(Data entries)
········

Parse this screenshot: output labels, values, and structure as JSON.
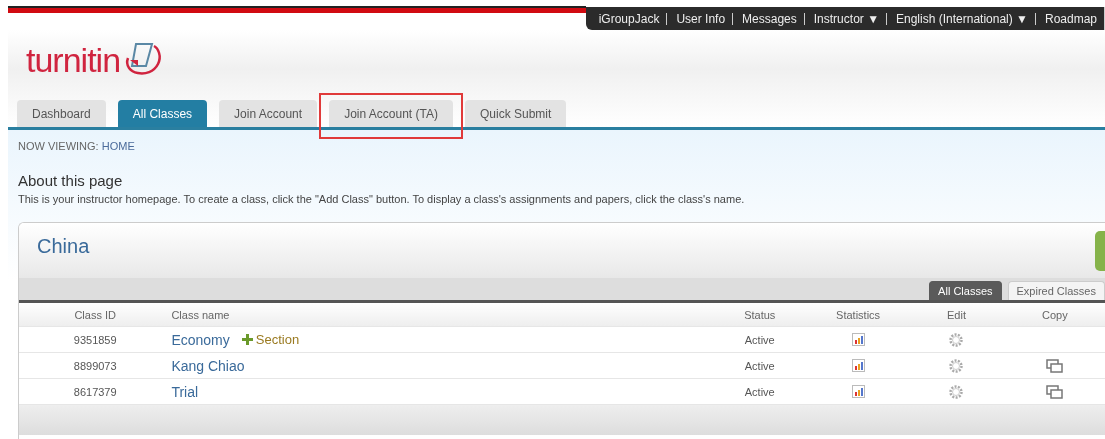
{
  "top_nav": [
    "iGroupJack",
    "User Info",
    "Messages",
    "Instructor ▼",
    "English (International) ▼",
    "Roadmap"
  ],
  "logo": {
    "text": "turnitin"
  },
  "tabs": [
    {
      "label": "Dashboard",
      "selected": false,
      "highlighted": false
    },
    {
      "label": "All Classes",
      "selected": true,
      "highlighted": false
    },
    {
      "label": "Join Account",
      "selected": false,
      "highlighted": false
    },
    {
      "label": "Join Account (TA)",
      "selected": false,
      "highlighted": true
    },
    {
      "label": "Quick Submit",
      "selected": false,
      "highlighted": false
    }
  ],
  "breadcrumb": {
    "label": "NOW VIEWING:",
    "current": "HOME"
  },
  "about": {
    "title": "About this page",
    "text": "This is your instructor homepage. To create a class, click the \"Add Class\" button. To display a class's assignments and papers, click the class's name."
  },
  "panel": {
    "title": "China",
    "filter_tabs": [
      {
        "label": "All Classes",
        "selected": true
      },
      {
        "label": "Expired Classes",
        "selected": false
      }
    ],
    "columns": [
      "Class ID",
      "Class name",
      "Status",
      "Statistics",
      "Edit",
      "Copy"
    ],
    "rows": [
      {
        "id": "9351859",
        "name": "Economy",
        "section": "Section",
        "status": "Active",
        "copy": false
      },
      {
        "id": "8899073",
        "name": "Kang Chiao",
        "status": "Active",
        "copy": true
      },
      {
        "id": "8617379",
        "name": "Trial",
        "status": "Active",
        "copy": true
      }
    ]
  }
}
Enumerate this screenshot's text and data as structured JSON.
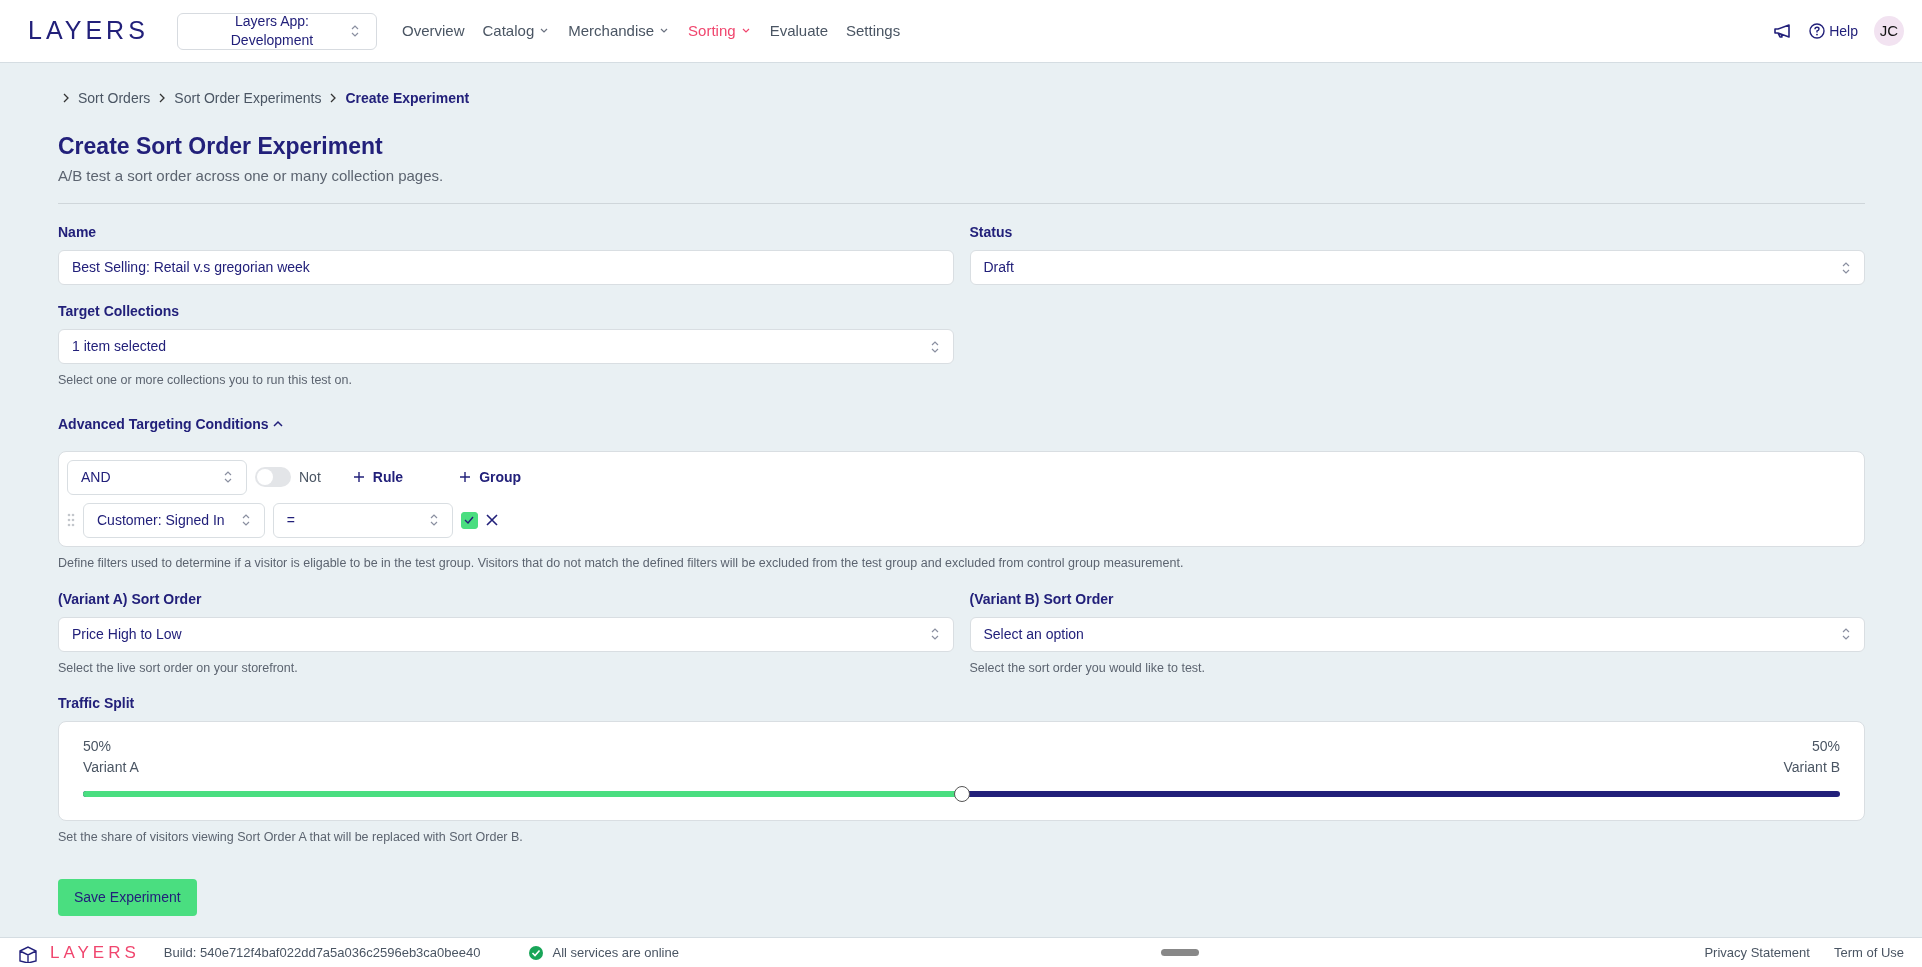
{
  "nav": {
    "logo": "LAYERS",
    "app_select": "Layers App: Development",
    "help": "Help",
    "avatar": "JC",
    "items": [
      {
        "label": "Overview",
        "dropdown": false,
        "selected": false
      },
      {
        "label": "Catalog",
        "dropdown": true,
        "selected": false
      },
      {
        "label": "Merchandise",
        "dropdown": true,
        "selected": false
      },
      {
        "label": "Sorting",
        "dropdown": true,
        "selected": true
      },
      {
        "label": "Evaluate",
        "dropdown": false,
        "selected": false
      },
      {
        "label": "Settings",
        "dropdown": false,
        "selected": false
      }
    ]
  },
  "breadcrumb": [
    "Sort Orders",
    "Sort Order Experiments",
    "Create Experiment"
  ],
  "page": {
    "title": "Create Sort Order Experiment",
    "subtitle": "A/B test a sort order across one or many collection pages."
  },
  "form": {
    "name": {
      "label": "Name",
      "value": "Best Selling: Retail v.s gregorian week"
    },
    "status": {
      "label": "Status",
      "value": "Draft"
    },
    "target": {
      "label": "Target Collections",
      "value": "1 item selected",
      "help": "Select one or more collections you to run this test on."
    },
    "advanced": {
      "label": "Advanced Targeting Conditions",
      "expanded": true
    },
    "conditions": {
      "operator": "AND",
      "not": false,
      "not_label": "Not",
      "add_rule": "Rule",
      "add_group": "Group",
      "rules": [
        {
          "field": "Customer: Signed In",
          "op": "=",
          "checked": true
        }
      ],
      "help": "Define filters used to determine if a visitor is eligable to be in the test group. Visitors that do not match the defined filters will be excluded from the test group and excluded from control group measurement."
    },
    "variant_a": {
      "label": "(Variant A) Sort Order",
      "value": "Price High to Low",
      "help": "Select the live sort order on your storefront."
    },
    "variant_b": {
      "label": "(Variant B) Sort Order",
      "value": "Select an option",
      "help": "Select the sort order you would like to test."
    },
    "traffic": {
      "label": "Traffic Split",
      "left_pct": "50%",
      "left_label": "Variant A",
      "right_pct": "50%",
      "right_label": "Variant B",
      "level": 0.5,
      "help": "Set the share of visitors viewing Sort Order A that will be replaced with Sort Order B."
    },
    "save": "Save Experiment"
  },
  "footer": {
    "logo": "LAYERS",
    "build": "Build: 540e712f4baf022dd7a5a036c2596eb3ca0bee40",
    "status": "All services are online",
    "links": [
      "Privacy Statement",
      "Term of Use"
    ]
  }
}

········

The entries above are to be returned exactly, without their pictures.

Parse this screenshot: output labels, values, and structure as JSON.
{
  "top_nav": [
    "iGroupJack",
    "User Info",
    "Messages",
    "Instructor ▼",
    "English (International) ▼",
    "Roadmap"
  ],
  "logo": {
    "text": "turnitin"
  },
  "tabs": [
    {
      "label": "Dashboard",
      "selected": false,
      "highlighted": false
    },
    {
      "label": "All Classes",
      "selected": true,
      "highlighted": false
    },
    {
      "label": "Join Account",
      "selected": false,
      "highlighted": false
    },
    {
      "label": "Join Account (TA)",
      "selected": false,
      "highlighted": true
    },
    {
      "label": "Quick Submit",
      "selected": false,
      "highlighted": false
    }
  ],
  "breadcrumb": {
    "label": "NOW VIEWING:",
    "current": "HOME"
  },
  "about": {
    "title": "About this page",
    "text": "This is your instructor homepage. To create a class, click the \"Add Class\" button. To display a class's assignments and papers, click the class's name."
  },
  "panel": {
    "title": "China",
    "filter_tabs": [
      {
        "label": "All Classes",
        "selected": true
      },
      {
        "label": "Expired Classes",
        "selected": false
      }
    ],
    "columns": [
      "Class ID",
      "Class name",
      "Status",
      "Statistics",
      "Edit",
      "Copy"
    ],
    "rows": [
      {
        "id": "9351859",
        "name": "Economy",
        "section": "Section",
        "status": "Active",
        "copy": false
      },
      {
        "id": "8899073",
        "name": "Kang Chiao",
        "status": "Active",
        "copy": true
      },
      {
        "id": "8617379",
        "name": "Trial",
        "status": "Active",
        "copy": true
      }
    ]
  }
}
Enumerate this screenshot's text and data as structured JSON.
{
  "nav": {
    "logo": "LAYERS",
    "app_select": "Layers App: Development",
    "help": "Help",
    "avatar": "JC",
    "items": [
      {
        "label": "Overview",
        "dropdown": false,
        "selected": false
      },
      {
        "label": "Catalog",
        "dropdown": true,
        "selected": false
      },
      {
        "label": "Merchandise",
        "dropdown": true,
        "selected": false
      },
      {
        "label": "Sorting",
        "dropdown": true,
        "selected": true
      },
      {
        "label": "Evaluate",
        "dropdown": false,
        "selected": false
      },
      {
        "label": "Settings",
        "dropdown": false,
        "selected": false
      }
    ]
  },
  "breadcrumb": [
    "Sort Orders",
    "Sort Order Experiments",
    "Create Experiment"
  ],
  "page": {
    "title": "Create Sort Order Experiment",
    "subtitle": "A/B test a sort order across one or many collection pages."
  },
  "form": {
    "name": {
      "label": "Name",
      "value": "Best Selling: Retail v.s gregorian week"
    },
    "status": {
      "label": "Status",
      "value": "Draft"
    },
    "target": {
      "label": "Target Collections",
      "value": "1 item selected",
      "help": "Select one or more collections you to run this test on."
    },
    "advanced": {
      "label": "Advanced Targeting Conditions",
      "expanded": true
    },
    "conditions": {
      "operator": "AND",
      "not": false,
      "not_label": "Not",
      "add_rule": "Rule",
      "add_group": "Group",
      "rules": [
        {
          "field": "Customer: Signed In",
          "op": "=",
          "checked": true
        }
      ],
      "help": "Define filters used to determine if a visitor is eligable to be in the test group. Visitors that do not match the defined filters will be excluded from the test group and excluded from control group measurement."
    },
    "variant_a": {
      "label": "(Variant A) Sort Order",
      "value": "Price High to Low",
      "help": "Select the live sort order on your storefront."
    },
    "variant_b": {
      "label": "(Variant B) Sort Order",
      "value": "Select an option",
      "help": "Select the sort order you would like to test."
    },
    "traffic": {
      "label": "Traffic Split",
      "left_pct": "50%",
      "left_label": "Variant A",
      "right_pct": "50%",
      "right_label": "Variant B",
      "level": 0.5,
      "help": "Set the share of visitors viewing Sort Order A that will be replaced with Sort Order B."
    },
    "save": "Save Experiment"
  },
  "footer": {
    "logo": "LAYERS",
    "build": "Build: 540e712f4baf022dd7a5a036c2596eb3ca0bee40",
    "status": "All services are online",
    "links": [
      "Privacy Statement",
      "Term of Use"
    ]
  }
}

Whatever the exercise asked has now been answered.